_What to work on_
In the listing below, count each line containing "message" and answer with the count only.

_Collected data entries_
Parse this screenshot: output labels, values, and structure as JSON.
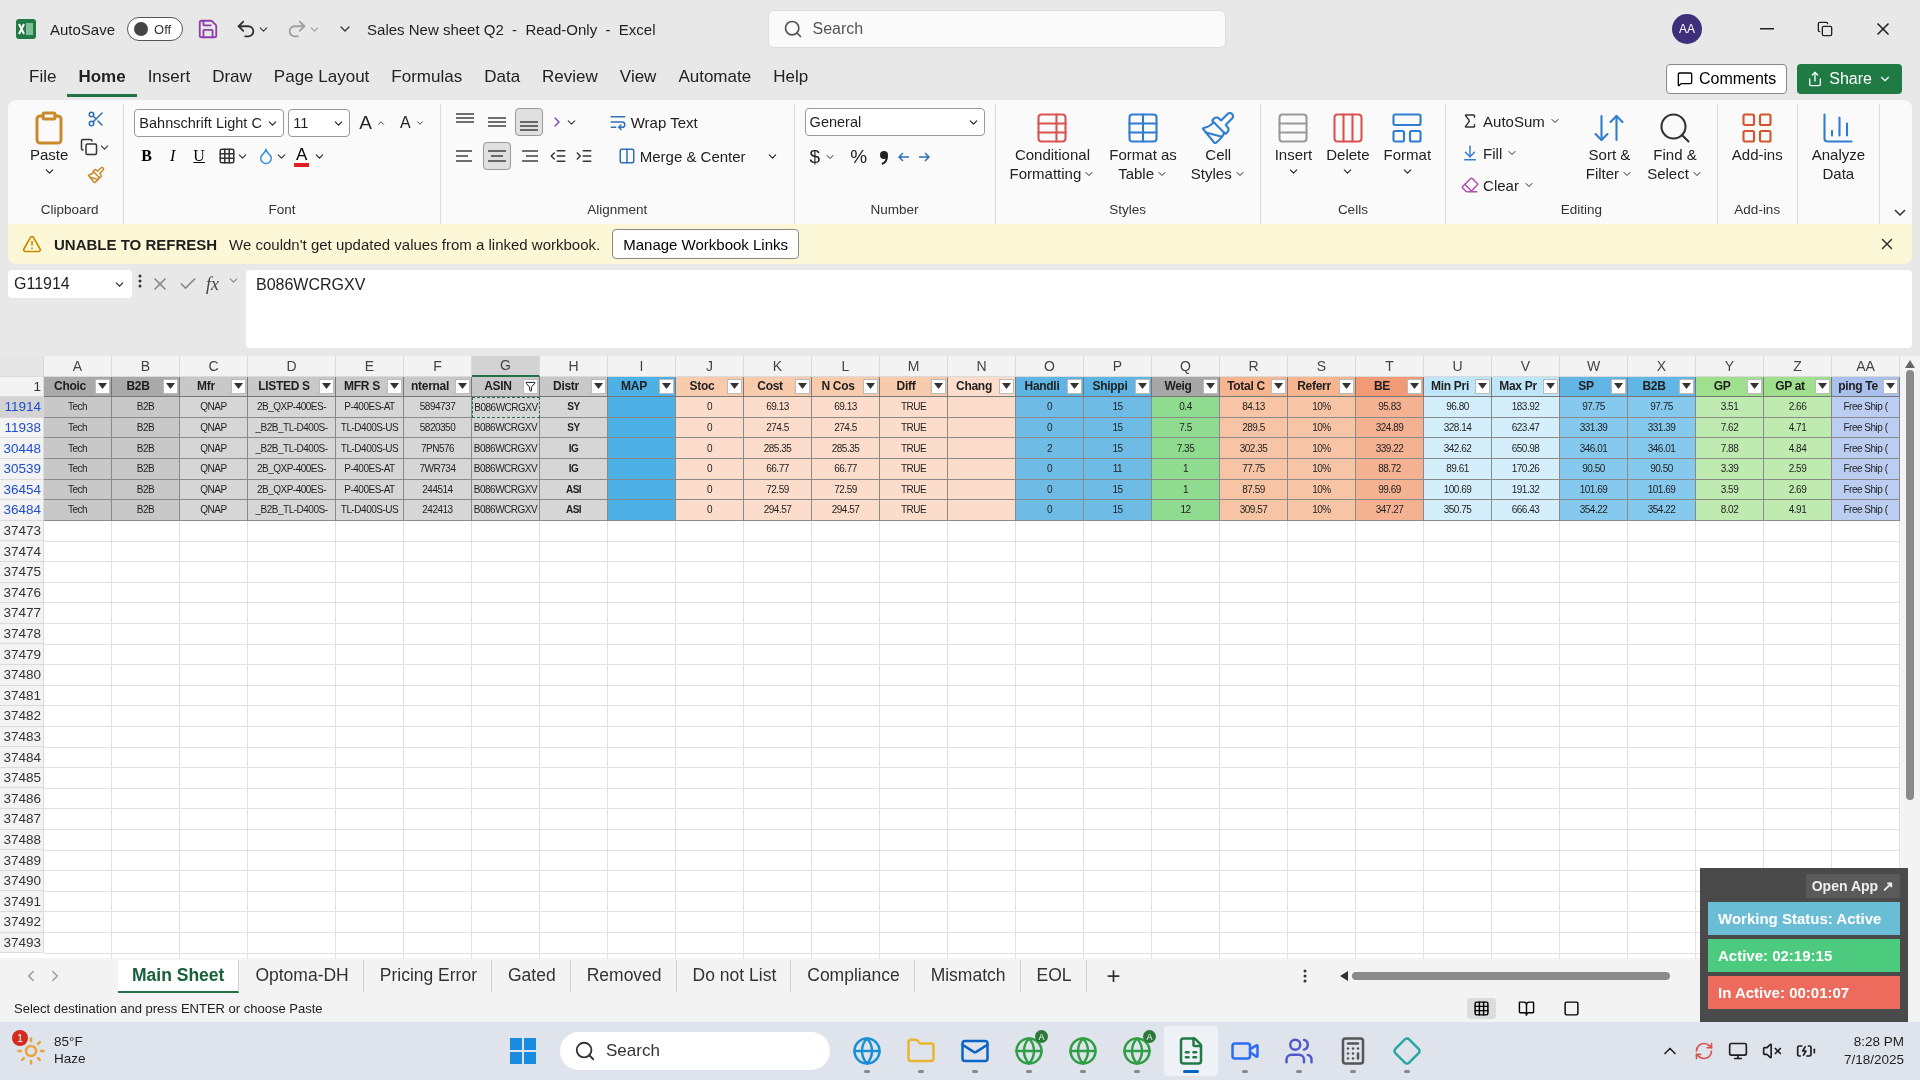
{
  "title_bar": {
    "autosave_label": "AutoSave",
    "autosave": {
      "on": false,
      "label": "Off"
    },
    "title": "Sales New sheet Q2  -  Read-Only  -  Excel",
    "search": {
      "placeholder": "Search"
    },
    "avatar": "AA"
  },
  "menu_tabs": [
    {
      "label": "File",
      "selected": false
    },
    {
      "label": "Home",
      "selected": true
    },
    {
      "label": "Insert",
      "selected": false
    },
    {
      "label": "Draw",
      "selected": false
    },
    {
      "label": "Page Layout",
      "selected": false
    },
    {
      "label": "Formulas",
      "selected": false
    },
    {
      "label": "Data",
      "selected": false
    },
    {
      "label": "Review",
      "selected": false
    },
    {
      "label": "View",
      "selected": false
    },
    {
      "label": "Automate",
      "selected": false
    },
    {
      "label": "Help",
      "selected": false
    }
  ],
  "header_buttons": {
    "comments": "Comments",
    "share": "Share"
  },
  "ribbon": {
    "clipboard": {
      "label": "Clipboard",
      "paste": "Paste"
    },
    "font": {
      "label": "Font",
      "name": "Bahnschrift Light C",
      "size": "11",
      "grow": "A",
      "shrink": "A",
      "styles": [
        {
          "kind": "bold",
          "label": "B"
        },
        {
          "kind": "italic",
          "label": "I"
        },
        {
          "kind": "underline",
          "label": "U"
        }
      ],
      "font_color": "A"
    },
    "alignment": {
      "label": "Alignment",
      "vertical": [
        {
          "kind": "top",
          "selected": false
        },
        {
          "kind": "middle",
          "selected": false
        },
        {
          "kind": "bottom",
          "selected": true
        }
      ],
      "horizontal": [
        {
          "kind": "left",
          "selected": false
        },
        {
          "kind": "center",
          "selected": true
        },
        {
          "kind": "right",
          "selected": false
        }
      ],
      "wrap": "Wrap Text",
      "merge": "Merge & Center"
    },
    "number": {
      "label": "Number",
      "format": "General",
      "currency": "$",
      "percent": "%"
    },
    "groups": [
      {
        "label": "Styles",
        "buttons": [
          {
            "kind": "conditional",
            "lines": [
              "Conditional",
              "Formatting"
            ],
            "menu": true
          },
          {
            "kind": "table",
            "lines": [
              "Format as",
              "Table"
            ],
            "menu": true
          },
          {
            "kind": "cell_styles",
            "lines": [
              "Cell",
              "Styles"
            ],
            "menu": true
          }
        ]
      },
      {
        "label": "Cells",
        "buttons": [
          {
            "kind": "insert",
            "lines": [
              "Insert"
            ],
            "menu": true
          },
          {
            "kind": "delete",
            "lines": [
              "Delete"
            ],
            "menu": true
          },
          {
            "kind": "format",
            "lines": [
              "Format"
            ],
            "menu": true
          }
        ]
      },
      {
        "label": "Editing",
        "small": [
          {
            "kind": "autosum",
            "label": "AutoSum"
          },
          {
            "kind": "fill",
            "label": "Fill"
          },
          {
            "kind": "clear",
            "label": "Clear"
          }
        ],
        "buttons": [
          {
            "kind": "sort",
            "lines": [
              "Sort &",
              "Filter"
            ],
            "menu": true
          },
          {
            "kind": "find",
            "lines": [
              "Find &",
              "Select"
            ],
            "menu": true
          }
        ]
      },
      {
        "label": "Add-ins",
        "buttons": [
          {
            "kind": "addins",
            "lines": [
              "Add-ins"
            ],
            "menu": false
          }
        ]
      },
      {
        "buttons": [
          {
            "kind": "analyze",
            "lines": [
              "Analyze",
              "Data"
            ],
            "menu": false
          }
        ]
      }
    ]
  },
  "info_bar": {
    "title": "UNABLE TO REFRESH",
    "message": "We couldn't get updated values from a linked workbook.",
    "button": "Manage Workbook Links"
  },
  "formula_bar": {
    "name_box": "G11914",
    "fx": "fx",
    "value": "B086WCRGXV"
  },
  "sheet": {
    "header_row": "1",
    "columns": [
      {
        "letter": "A",
        "header": "Choic",
        "color": "#a9a9a9",
        "body": {
          "color": "#c8c8c8"
        },
        "kind": "plain",
        "filtered": false,
        "selected": false
      },
      {
        "letter": "B",
        "header": "B2B",
        "color": "#a9a9a9",
        "body": {
          "color": "#c8c8c8"
        },
        "kind": "plain",
        "filtered": false,
        "selected": false
      },
      {
        "letter": "C",
        "header": "Mfr",
        "color": "#c8c8c8",
        "body": {
          "color": "#d6d6d6"
        },
        "kind": "plain",
        "filtered": false,
        "selected": false
      },
      {
        "letter": "D",
        "header": "LISTED S",
        "color": "#c8c8c8",
        "body": {
          "color": "#d6d6d6"
        },
        "kind": "plain",
        "filtered": false,
        "selected": false
      },
      {
        "letter": "E",
        "header": "MFR S",
        "color": "#c8c8c8",
        "body": {
          "color": "#d6d6d6"
        },
        "kind": "plain",
        "filtered": false,
        "selected": false
      },
      {
        "letter": "F",
        "header": "nternal",
        "color": "#c8c8c8",
        "body": {
          "color": "#d6d6d6"
        },
        "kind": "plain",
        "filtered": false,
        "selected": false
      },
      {
        "letter": "G",
        "header": "ASIN",
        "color": "#c8c8c8",
        "body": {
          "color": "#d6d6d6"
        },
        "kind": "plain",
        "filtered": true,
        "selected": true
      },
      {
        "letter": "H",
        "header": "Distr",
        "color": "#c8c8c8",
        "body": {
          "color": "#d6d6d6"
        },
        "kind": "bold",
        "filtered": false,
        "selected": false
      },
      {
        "letter": "I",
        "header": "MAP",
        "color": "#4eb1e6",
        "body": {
          "color": "#4eb1e6"
        },
        "kind": "plain",
        "filtered": false,
        "selected": false
      },
      {
        "letter": "J",
        "header": "Stoc",
        "color": "#f8cbad",
        "body": {
          "color": "#fcdccb"
        },
        "kind": "plain",
        "filtered": false,
        "selected": false
      },
      {
        "letter": "K",
        "header": "Cost",
        "color": "#f8cbad",
        "body": {
          "color": "#fcdccb"
        },
        "kind": "plain",
        "filtered": false,
        "selected": false
      },
      {
        "letter": "L",
        "header": "N Cos",
        "color": "#f8cbad",
        "body": {
          "color": "#fcdccb"
        },
        "kind": "plain",
        "filtered": false,
        "selected": false
      },
      {
        "letter": "M",
        "header": "Diff",
        "color": "#f8cbad",
        "body": {
          "color": "#fcdccb"
        },
        "kind": "plain",
        "filtered": false,
        "selected": false
      },
      {
        "letter": "N",
        "header": "Chang",
        "color": "#fcdccb",
        "body": {
          "color": "#fcdccb"
        },
        "kind": "plain",
        "filtered": false,
        "selected": false
      },
      {
        "letter": "O",
        "header": "Handli",
        "color": "#5eb4e2",
        "body": {
          "color": "#6ebce6"
        },
        "kind": "plain",
        "filtered": false,
        "selected": false
      },
      {
        "letter": "P",
        "header": "Shippi",
        "color": "#5eb4e2",
        "body": {
          "color": "#6ebce6"
        },
        "kind": "plain",
        "filtered": false,
        "selected": false
      },
      {
        "letter": "Q",
        "header": "Weig",
        "color": "#a6a6a6",
        "body": {
          "color": "#8fdb8f"
        },
        "kind": "plain",
        "filtered": false,
        "selected": false
      },
      {
        "letter": "R",
        "header": "Total C",
        "color": "#f6b48f",
        "body": {
          "color": "#f8c4a6"
        },
        "kind": "plain",
        "filtered": false,
        "selected": false
      },
      {
        "letter": "S",
        "header": "Referr",
        "color": "#f6b48f",
        "body": {
          "color": "#f8c4a6"
        },
        "kind": "plain",
        "filtered": false,
        "selected": false
      },
      {
        "letter": "T",
        "header": "BE",
        "color": "#f29a76",
        "body": {
          "color": "#f5b292"
        },
        "kind": "plain",
        "filtered": false,
        "selected": false
      },
      {
        "letter": "U",
        "header": "Min Pri",
        "color": "#bfe6f8",
        "body": {
          "color": "#d4effb"
        },
        "kind": "plain",
        "filtered": false,
        "selected": false
      },
      {
        "letter": "V",
        "header": "Max Pr",
        "color": "#bfe6f8",
        "body": {
          "color": "#d4effb"
        },
        "kind": "plain",
        "filtered": false,
        "selected": false
      },
      {
        "letter": "W",
        "header": "SP",
        "color": "#62b6e6",
        "body": {
          "color": "#86c9ee"
        },
        "kind": "plain",
        "filtered": false,
        "selected": false
      },
      {
        "letter": "X",
        "header": "B2B",
        "color": "#62b6e6",
        "body": {
          "color": "#86c9ee"
        },
        "kind": "plain",
        "filtered": false,
        "selected": false
      },
      {
        "letter": "Y",
        "header": "GP",
        "color": "#9fdf8e",
        "body": {
          "color": "#bfebb1"
        },
        "kind": "plain",
        "filtered": false,
        "selected": false
      },
      {
        "letter": "Z",
        "header": "GP at",
        "color": "#9fdf8e",
        "body": {
          "color": "#bfebb1"
        },
        "kind": "plain",
        "filtered": false,
        "selected": false
      },
      {
        "letter": "AA",
        "header": "ping Te",
        "color": "#a9bfee",
        "body": {
          "color": "#bccdf2"
        },
        "kind": "plain",
        "filtered": false,
        "selected": false
      }
    ],
    "rows": [
      {
        "number": "11914",
        "selected": true,
        "cells": [
          "Tech",
          "B2B",
          "QNAP",
          "2B_QXP-400ES-",
          "P-400ES-AT",
          "5894737",
          "B086WCRGXV",
          "SY",
          "",
          "0",
          "69.13",
          "69.13",
          "TRUE",
          "",
          "0",
          "15",
          "0.4",
          "84.13",
          "10%",
          "95.83",
          "96.80",
          "183.92",
          "97.75",
          "97.75",
          "3.51",
          "2.66",
          "Free Ship ("
        ]
      },
      {
        "number": "11938",
        "selected": false,
        "cells": [
          "Tech",
          "B2B",
          "QNAP",
          "_B2B_TL-D400S-",
          "TL-D400S-US",
          "5820350",
          "B086WCRGXV",
          "SY",
          "",
          "0",
          "274.5",
          "274.5",
          "TRUE",
          "",
          "0",
          "15",
          "7.5",
          "289.5",
          "10%",
          "324.89",
          "328.14",
          "623.47",
          "331.39",
          "331.39",
          "7.62",
          "4.71",
          "Free Ship ("
        ]
      },
      {
        "number": "30448",
        "selected": false,
        "cells": [
          "Tech",
          "B2B",
          "QNAP",
          "_B2B_TL-D400S-",
          "TL-D400S-US",
          "7PN576",
          "B086WCRGXV",
          "IG",
          "",
          "0",
          "285.35",
          "285.35",
          "TRUE",
          "",
          "2",
          "15",
          "7.35",
          "302.35",
          "10%",
          "339.22",
          "342.62",
          "650.98",
          "346.01",
          "346.01",
          "7.88",
          "4.84",
          "Free Ship ("
        ]
      },
      {
        "number": "30539",
        "selected": false,
        "cells": [
          "Tech",
          "B2B",
          "QNAP",
          "2B_QXP-400ES-",
          "P-400ES-AT",
          "7WR734",
          "B086WCRGXV",
          "IG",
          "",
          "0",
          "66.77",
          "66.77",
          "TRUE",
          "",
          "0",
          "11",
          "1",
          "77.75",
          "10%",
          "88.72",
          "89.61",
          "170.26",
          "90.50",
          "90.50",
          "3.39",
          "2.59",
          "Free Ship ("
        ]
      },
      {
        "number": "36454",
        "selected": false,
        "cells": [
          "Tech",
          "B2B",
          "QNAP",
          "2B_QXP-400ES-",
          "P-400ES-AT",
          "244514",
          "B086WCRGXV",
          "ASI",
          "",
          "0",
          "72.59",
          "72.59",
          "TRUE",
          "",
          "0",
          "15",
          "1",
          "87.59",
          "10%",
          "99.69",
          "100.69",
          "191.32",
          "101.69",
          "101.69",
          "3.59",
          "2.69",
          "Free Ship ("
        ]
      },
      {
        "number": "36484",
        "selected": false,
        "cells": [
          "Tech",
          "B2B",
          "QNAP",
          "_B2B_TL-D400S-",
          "TL-D400S-US",
          "242413",
          "B086WCRGXV",
          "ASI",
          "",
          "0",
          "294.57",
          "294.57",
          "TRUE",
          "",
          "0",
          "15",
          "12",
          "309.57",
          "10%",
          "347.27",
          "350.75",
          "666.43",
          "354.22",
          "354.22",
          "8.02",
          "4.91",
          "Free Ship ("
        ]
      }
    ],
    "empty_rows": [
      "37473",
      "37474",
      "37475",
      "37476",
      "37477",
      "37478",
      "37479",
      "37480",
      "37481",
      "37482",
      "37483",
      "37484",
      "37485",
      "37486",
      "37487",
      "37488",
      "37489",
      "37490",
      "37491",
      "37492",
      "37493"
    ]
  },
  "sheet_tabs": [
    {
      "label": "Main Sheet",
      "selected": true
    },
    {
      "label": "Optoma-DH",
      "selected": false
    },
    {
      "label": "Pricing Error",
      "selected": false
    },
    {
      "label": "Gated",
      "selected": false
    },
    {
      "label": "Removed",
      "selected": false
    },
    {
      "label": "Do not List",
      "selected": false
    },
    {
      "label": "Compliance",
      "selected": false
    },
    {
      "label": "Mismatch",
      "selected": false
    },
    {
      "label": "EOL",
      "selected": false
    }
  ],
  "add_sheet": "+",
  "status_bar": {
    "message": "Select destination and press ENTER or choose Paste",
    "views": [
      {
        "kind": "normal",
        "selected": true
      },
      {
        "kind": "page_layout",
        "selected": false
      },
      {
        "kind": "page_break",
        "selected": false
      }
    ]
  },
  "tracker": {
    "open_app": "Open App ↗",
    "status": "Working Status: Active",
    "active": "Active: 02:19:15",
    "inactive": "In Active: 00:01:07"
  },
  "taskbar": {
    "weather": {
      "badge": "1",
      "temp": "85°F",
      "condition": "Haze"
    },
    "search": {
      "placeholder": "Search"
    },
    "apps": [
      {
        "kind": "edge",
        "active": false
      },
      {
        "kind": "folder",
        "active": false
      },
      {
        "kind": "mail",
        "active": false
      },
      {
        "kind": "chrome",
        "badge": "A",
        "active": false
      },
      {
        "kind": "chrome",
        "active": false
      },
      {
        "kind": "chrome",
        "badge": "A",
        "active": false
      },
      {
        "kind": "excel",
        "active": true
      },
      {
        "kind": "zoom",
        "active": false
      },
      {
        "kind": "teams",
        "active": false
      },
      {
        "kind": "calculator",
        "active": false
      },
      {
        "kind": "diamond",
        "active": false
      }
    ],
    "time": "8:28 PM",
    "date": "7/18/2025"
  }
}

_Output_
2